**Provided information:**
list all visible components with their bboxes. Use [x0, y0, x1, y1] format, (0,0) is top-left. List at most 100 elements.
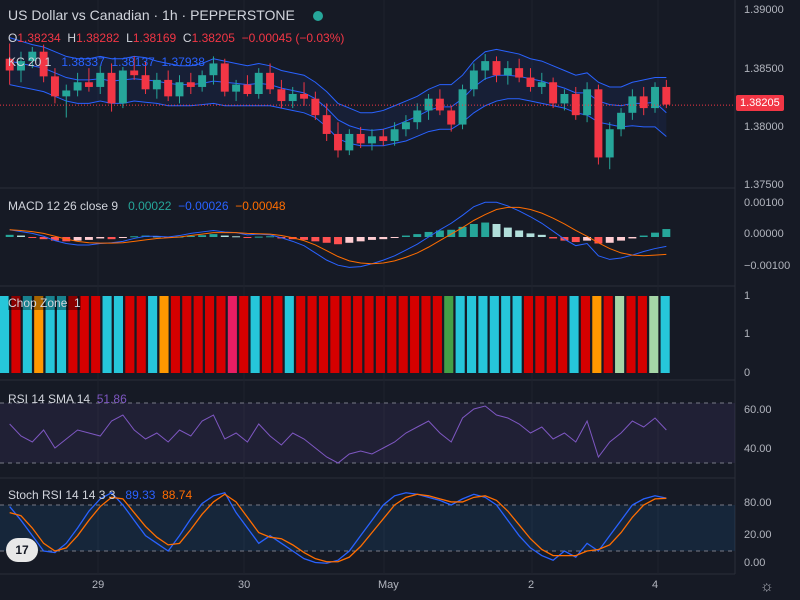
macd-histogram-bar — [651, 232, 659, 237]
price-tick: 1.39000 — [744, 4, 784, 16]
chop-zone-bar — [261, 296, 272, 373]
macd-histogram-bar — [334, 237, 342, 245]
time-tick: 2 — [528, 579, 535, 591]
macd-histogram-bar — [198, 235, 207, 237]
signal-line — [9, 206, 667, 265]
candle-body — [243, 84, 252, 94]
candle-body — [628, 96, 637, 113]
macd-histogram-bar — [515, 230, 524, 237]
macd-histogram-bar — [356, 237, 365, 242]
macd-legend[interactable]: MACD 12 26 close 9 0.00022 −0.00026 −0.0… — [8, 199, 286, 213]
chop-zone-bar — [159, 296, 169, 373]
chop-zone-bar — [91, 296, 101, 373]
candle-body — [639, 96, 648, 109]
chop-zone-bar — [34, 296, 44, 373]
symbol-title-text: US Dollar vs Canadian · 1h · PEPPERSTONE — [8, 7, 295, 23]
stoch-tick: 0.00 — [744, 557, 766, 569]
chop-zone-bar — [615, 296, 625, 373]
rsi-line — [9, 405, 667, 464]
macd-histogram-bar — [300, 237, 308, 240]
rsi-legend[interactable]: RSI 14 SMA 14 51.86 — [8, 392, 127, 406]
macd-tick: −0.00100 — [744, 260, 791, 272]
chop-zone-bar — [102, 296, 112, 373]
chop-zone-bar — [375, 296, 385, 373]
candle-body — [118, 70, 127, 104]
candle-body — [368, 136, 376, 144]
symbol-title[interactable]: US Dollar vs Canadian · 1h · PEPPERSTONE — [8, 7, 323, 23]
chop-zone-bar — [398, 296, 408, 373]
candle-body — [39, 51, 48, 77]
chop-zone-bar — [330, 296, 340, 373]
stoch-band-fill — [0, 505, 735, 551]
chop-zone-bar — [421, 296, 431, 373]
price-tick: 1.38000 — [744, 121, 784, 133]
candle-body — [28, 51, 37, 62]
kc-legend[interactable]: KC 20 1 1.38337 1.38137 1.37938 — [8, 55, 205, 69]
tradingview-logo-icon[interactable]: 17 — [6, 538, 38, 562]
time-tick: May — [378, 579, 399, 591]
candle-body — [311, 98, 320, 116]
chop-zone-bar — [273, 296, 283, 373]
candle-body — [164, 79, 173, 97]
chop-zone-bar — [56, 296, 67, 373]
market-status-icon — [312, 11, 323, 21]
macd-histogram-bar — [209, 234, 218, 237]
macd-histogram-bar — [617, 237, 626, 241]
stoch-rsi-legend[interactable]: Stoch RSI 14 14 3 3 89.33 88.74 — [8, 488, 193, 502]
candle-body — [17, 61, 25, 71]
candle-body — [62, 90, 71, 97]
chop-zone-bar — [307, 296, 317, 373]
macd-histogram-bar — [424, 231, 433, 237]
ohlc-legend: O1.38234 H1.38282 L1.38169 C1.38205 −0.0… — [8, 31, 345, 45]
chop-zone-bar — [546, 296, 556, 373]
candle-body — [107, 72, 116, 104]
candle-body — [401, 122, 410, 130]
chop-zone-bar — [387, 296, 397, 373]
candle-body — [50, 76, 59, 97]
time-tick: 30 — [238, 579, 251, 591]
candle-body — [96, 72, 105, 87]
macd-histogram-bar — [628, 237, 637, 239]
rsi-tick: 60.00 — [744, 404, 772, 416]
candle-body — [390, 129, 399, 141]
candle-body — [594, 89, 603, 158]
candle-body — [152, 79, 161, 90]
macd-histogram-bar — [458, 226, 467, 237]
macd-histogram-bar — [266, 236, 275, 238]
stoch-k-line — [9, 491, 667, 564]
macd-histogram-bar — [537, 234, 546, 237]
chop-zone-bar — [45, 296, 55, 373]
macd-tick: 0.00100 — [744, 197, 784, 209]
candle-body — [583, 89, 592, 116]
settings-gear-icon[interactable]: ☼ — [760, 578, 774, 595]
candle-body — [537, 82, 546, 87]
macd-histogram-bar — [583, 237, 592, 241]
rsi-band-fill — [0, 403, 735, 463]
macd-histogram-bar — [662, 229, 671, 237]
kc-basis-value: 1.38137 — [111, 55, 155, 69]
candle-body — [266, 72, 275, 90]
chop-zone-bar — [113, 296, 124, 373]
candle-body — [458, 89, 467, 125]
candle-body — [549, 82, 558, 104]
macd-histogram-bar — [5, 234, 14, 237]
macd-histogram-bar — [413, 234, 422, 237]
rsi-tick: 40.00 — [744, 443, 772, 455]
time-tick: 4 — [652, 579, 659, 591]
chop-zone-bar — [569, 296, 579, 373]
macd-histogram-bar — [345, 237, 354, 243]
candle-body — [605, 129, 614, 158]
candle-body — [209, 63, 218, 76]
chop-zone-bar — [318, 296, 329, 373]
chop-zone-bar — [284, 296, 294, 373]
chop-zone-bar — [227, 296, 237, 373]
stoch-tick: 20.00 — [744, 529, 772, 541]
chop-zone-legend[interactable]: Chop Zone 1 — [8, 296, 81, 310]
macd-histogram-bar — [130, 236, 139, 238]
candle-body — [130, 70, 139, 76]
chop-zone-bar — [22, 296, 32, 373]
macd-histogram-bar — [107, 237, 116, 240]
chop-zone-bar — [512, 296, 522, 373]
chop-zone-bar — [626, 296, 636, 373]
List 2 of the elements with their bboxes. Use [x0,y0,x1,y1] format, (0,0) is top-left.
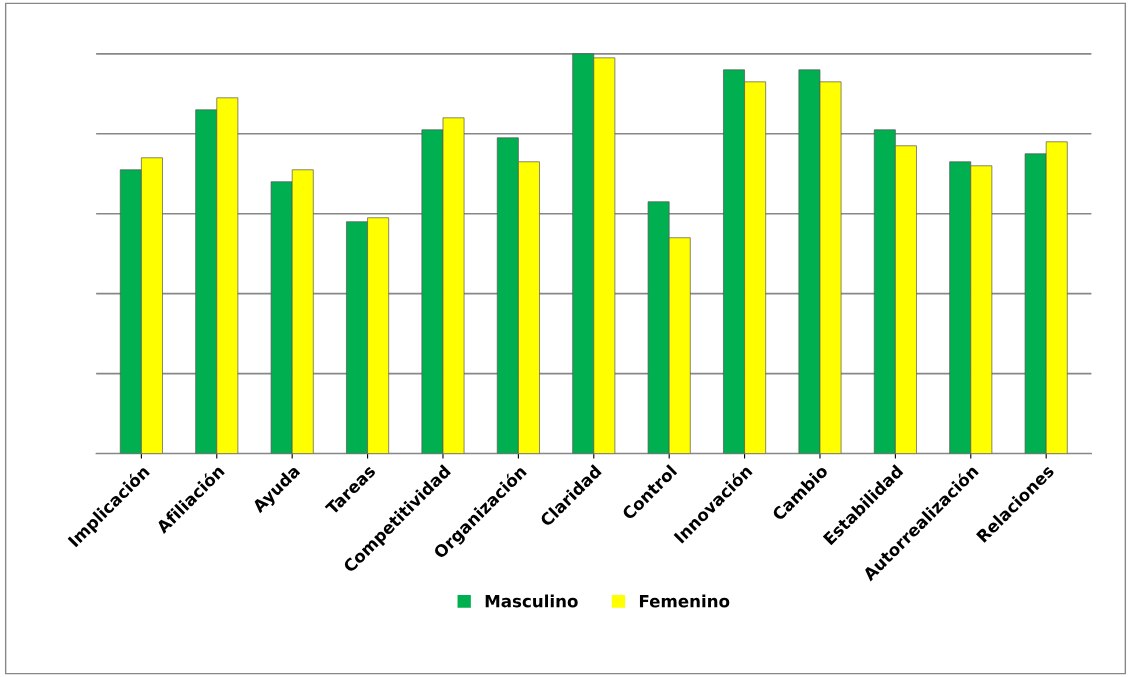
legend-label: Femenino [639,594,730,608]
legend-label: Masculino [485,594,578,608]
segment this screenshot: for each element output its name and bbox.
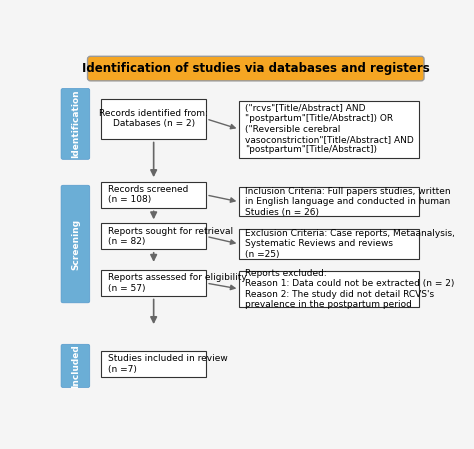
- FancyBboxPatch shape: [101, 223, 206, 249]
- FancyBboxPatch shape: [88, 56, 424, 81]
- FancyBboxPatch shape: [239, 187, 419, 216]
- Text: Studies included in review
(n =7): Studies included in review (n =7): [108, 354, 228, 374]
- Text: Reports excluded:
Reason 1: Data could not be extracted (n = 2)
Reason 2: The st: Reports excluded: Reason 1: Data could n…: [245, 269, 454, 309]
- Text: Reports assessed for eligibility
(n = 57): Reports assessed for eligibility (n = 57…: [108, 273, 247, 293]
- FancyBboxPatch shape: [101, 182, 206, 208]
- Text: Records identified from:
Databases (n = 2): Records identified from: Databases (n = …: [100, 109, 208, 128]
- Text: Identification of studies via databases and registers: Identification of studies via databases …: [82, 62, 429, 75]
- FancyBboxPatch shape: [239, 229, 419, 259]
- FancyBboxPatch shape: [101, 99, 206, 139]
- FancyBboxPatch shape: [61, 185, 90, 303]
- Text: Records screened
(n = 108): Records screened (n = 108): [108, 185, 189, 204]
- FancyBboxPatch shape: [239, 271, 419, 307]
- Text: Screening: Screening: [71, 219, 80, 269]
- Text: Reports sought for retrieval
(n = 82): Reports sought for retrieval (n = 82): [108, 227, 233, 246]
- FancyBboxPatch shape: [61, 88, 90, 159]
- Text: Identification: Identification: [71, 90, 80, 158]
- FancyBboxPatch shape: [101, 270, 206, 296]
- Text: Included: Included: [71, 344, 80, 388]
- FancyBboxPatch shape: [101, 351, 206, 377]
- Text: Inclusion Criteria: Full papers studies, written
in English language and conduct: Inclusion Criteria: Full papers studies,…: [245, 187, 450, 216]
- Text: ("rcvs"[Title/Abstract] AND
"postpartum"[Title/Abstract]) OR
("Reversible cerebr: ("rcvs"[Title/Abstract] AND "postpartum"…: [245, 104, 413, 154]
- Text: Exclusion Criteria: Case reports, Metaanalysis,
Systematic Reviews and reviews
(: Exclusion Criteria: Case reports, Metaan…: [245, 229, 455, 259]
- FancyBboxPatch shape: [239, 101, 419, 158]
- FancyBboxPatch shape: [61, 344, 90, 387]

**Task description:**
Print every line above in the same form it appears, leaving out the pictures.

**Written answer:**
list all visible components with their bboxes. Use [x0, y0, x1, y1] format, (0,0) is top-left. List at most 100 elements.
macd-histogram-bar — [651, 232, 659, 237]
price-tick: 1.39000 — [744, 4, 784, 16]
chop-zone-bar — [261, 296, 272, 373]
macd-histogram-bar — [334, 237, 342, 245]
time-tick: 2 — [528, 579, 535, 591]
macd-histogram-bar — [198, 235, 207, 237]
signal-line — [9, 206, 667, 265]
candle-body — [243, 84, 252, 94]
candle-body — [628, 96, 637, 113]
macd-histogram-bar — [515, 230, 524, 237]
macd-histogram-bar — [356, 237, 365, 242]
macd-legend[interactable]: MACD 12 26 close 9 0.00022 −0.00026 −0.0… — [8, 199, 286, 213]
chop-zone-bar — [159, 296, 169, 373]
chop-zone-bar — [91, 296, 101, 373]
candle-body — [639, 96, 648, 109]
chop-zone-bar — [34, 296, 44, 373]
symbol-title-text: US Dollar vs Canadian · 1h · PEPPERSTONE — [8, 7, 295, 23]
stoch-tick: 0.00 — [744, 557, 766, 569]
chop-zone-bar — [615, 296, 625, 373]
rsi-line — [9, 405, 667, 464]
macd-histogram-bar — [300, 237, 308, 240]
rsi-legend[interactable]: RSI 14 SMA 14 51.86 — [8, 392, 127, 406]
macd-tick: −0.00100 — [744, 260, 791, 272]
chop-zone-bar — [102, 296, 112, 373]
chop-zone-bar — [375, 296, 385, 373]
candle-body — [118, 70, 127, 104]
candle-body — [368, 136, 376, 144]
symbol-title[interactable]: US Dollar vs Canadian · 1h · PEPPERSTONE — [8, 7, 323, 23]
chop-zone-bar — [398, 296, 408, 373]
candle-body — [39, 51, 48, 77]
chop-zone-bar — [330, 296, 340, 373]
stoch-band-fill — [0, 505, 735, 551]
chop-zone-bar — [421, 296, 431, 373]
price-tick: 1.38000 — [744, 121, 784, 133]
candle-body — [28, 51, 37, 62]
kc-legend[interactable]: KC 20 1 1.38337 1.38137 1.37938 — [8, 55, 205, 69]
tradingview-logo-icon[interactable]: 17 — [6, 538, 38, 562]
time-tick: May — [378, 579, 399, 591]
candle-body — [311, 98, 320, 116]
chop-zone-bar — [273, 296, 283, 373]
candle-body — [164, 79, 173, 97]
chop-zone-bar — [56, 296, 67, 373]
market-status-icon — [312, 11, 323, 21]
macd-histogram-bar — [209, 234, 218, 237]
macd-histogram-bar — [617, 237, 626, 241]
stoch-rsi-legend[interactable]: Stoch RSI 14 14 3 3 89.33 88.74 — [8, 488, 193, 502]
candle-body — [17, 61, 25, 71]
candle-body — [62, 90, 71, 97]
chop-zone-bar — [307, 296, 317, 373]
macd-histogram-bar — [424, 231, 433, 237]
ohlc-legend: O1.38234 H1.38282 L1.38169 C1.38205 −0.0… — [8, 31, 345, 45]
chop-zone-bar — [546, 296, 556, 373]
candle-body — [107, 72, 116, 104]
candle-body — [401, 122, 410, 130]
chop-zone-bar — [387, 296, 397, 373]
candle-body — [50, 76, 59, 97]
time-tick: 30 — [238, 579, 251, 591]
candle-body — [96, 72, 105, 87]
macd-histogram-bar — [628, 237, 637, 239]
rsi-tick: 60.00 — [744, 404, 772, 416]
candle-body — [390, 129, 399, 141]
candle-body — [594, 89, 603, 158]
candle-body — [152, 79, 161, 90]
macd-histogram-bar — [458, 226, 467, 237]
macd-histogram-bar — [266, 236, 275, 238]
stoch-k-line — [9, 491, 667, 564]
macd-histogram-bar — [537, 234, 546, 237]
chop-zone-bar — [45, 296, 55, 373]
macd-tick: 0.00100 — [744, 197, 784, 209]
candle-body — [583, 89, 592, 116]
settings-gear-icon[interactable]: ☼ — [760, 578, 774, 595]
candle-body — [537, 82, 546, 87]
macd-histogram-bar — [583, 237, 592, 241]
rsi-band-fill — [0, 403, 735, 463]
macd-histogram-bar — [662, 229, 671, 237]
kc-basis-value: 1.38137 — [111, 55, 155, 69]
candle-body — [266, 72, 275, 90]
chop-zone-bar — [113, 296, 124, 373]
candle-body — [458, 89, 467, 125]
candle-body — [549, 82, 558, 104]
macd-histogram-bar — [5, 234, 14, 237]
macd-histogram-bar — [413, 234, 422, 237]
rsi-tick: 40.00 — [744, 443, 772, 455]
time-tick: 4 — [652, 579, 659, 591]
chop-zone-bar — [569, 296, 579, 373]
macd-histogram-bar — [345, 237, 354, 243]
candle-body — [605, 129, 614, 158]
candle-body — [209, 63, 218, 76]
chop-zone-bar — [318, 296, 329, 373]
chop-zone-bar — [284, 296, 294, 373]
chop-zone-bar — [227, 296, 237, 373]
stoch-tick: 20.00 — [744, 529, 772, 541]
chop-zone-legend[interactable]: Chop Zone 1 — [8, 296, 81, 310]
macd-histogram-bar — [130, 236, 139, 238]
candle-body — [130, 70, 139, 76]
chop-zone-bar — [22, 296, 32, 373]
macd-histogram-bar — [107, 237, 116, 240]
chop-zone-bar — [512, 296, 522, 373]
chop-zone-bar — [626, 296, 636, 373]
List 2 of the elements with their bboxes. Use [x0,y0,x1,y1] format, (0,0) is top-left.
legend-label: Femenino [639,594,730,608]
legend-label: Masculino [485,594,578,608]
segment this screenshot: for each element output its name and bbox.
- FancyBboxPatch shape: [101, 223, 206, 249]
- FancyBboxPatch shape: [88, 56, 424, 81]
- FancyBboxPatch shape: [239, 187, 419, 216]
- Text: Studies included in review
(n =7): Studies included in review (n =7): [108, 354, 228, 374]
- Text: Reports excluded:
Reason 1: Data could not be extracted (n = 2)
Reason 2: The st: Reports excluded: Reason 1: Data could n…: [245, 269, 454, 309]
- Text: Reports assessed for eligibility
(n = 57): Reports assessed for eligibility (n = 57…: [108, 273, 247, 293]
- FancyBboxPatch shape: [101, 182, 206, 208]
- Text: Records identified from:
Databases (n = 2): Records identified from: Databases (n = …: [100, 109, 208, 128]
- Text: Identification of studies via databases and registers: Identification of studies via databases …: [82, 62, 429, 75]
- FancyBboxPatch shape: [239, 229, 419, 259]
- FancyBboxPatch shape: [101, 99, 206, 139]
- FancyBboxPatch shape: [61, 185, 90, 303]
- Text: Records screened
(n = 108): Records screened (n = 108): [108, 185, 189, 204]
- FancyBboxPatch shape: [239, 271, 419, 307]
- Text: Screening: Screening: [71, 219, 80, 269]
- Text: Reports sought for retrieval
(n = 82): Reports sought for retrieval (n = 82): [108, 227, 233, 246]
- FancyBboxPatch shape: [61, 88, 90, 159]
- Text: Identification: Identification: [71, 90, 80, 158]
- FancyBboxPatch shape: [101, 270, 206, 296]
- Text: Included: Included: [71, 344, 80, 388]
- FancyBboxPatch shape: [101, 351, 206, 377]
- Text: Inclusion Criteria: Full papers studies, written
in English language and conduct: Inclusion Criteria: Full papers studies,…: [245, 187, 450, 216]
- Text: ("rcvs"[Title/Abstract] AND
"postpartum"[Title/Abstract]) OR
("Reversible cerebr: ("rcvs"[Title/Abstract] AND "postpartum"…: [245, 104, 413, 154]
- Text: Exclusion Criteria: Case reports, Metaanalysis,
Systematic Reviews and reviews
(: Exclusion Criteria: Case reports, Metaan…: [245, 229, 455, 259]
- FancyBboxPatch shape: [239, 101, 419, 158]
- FancyBboxPatch shape: [61, 344, 90, 387]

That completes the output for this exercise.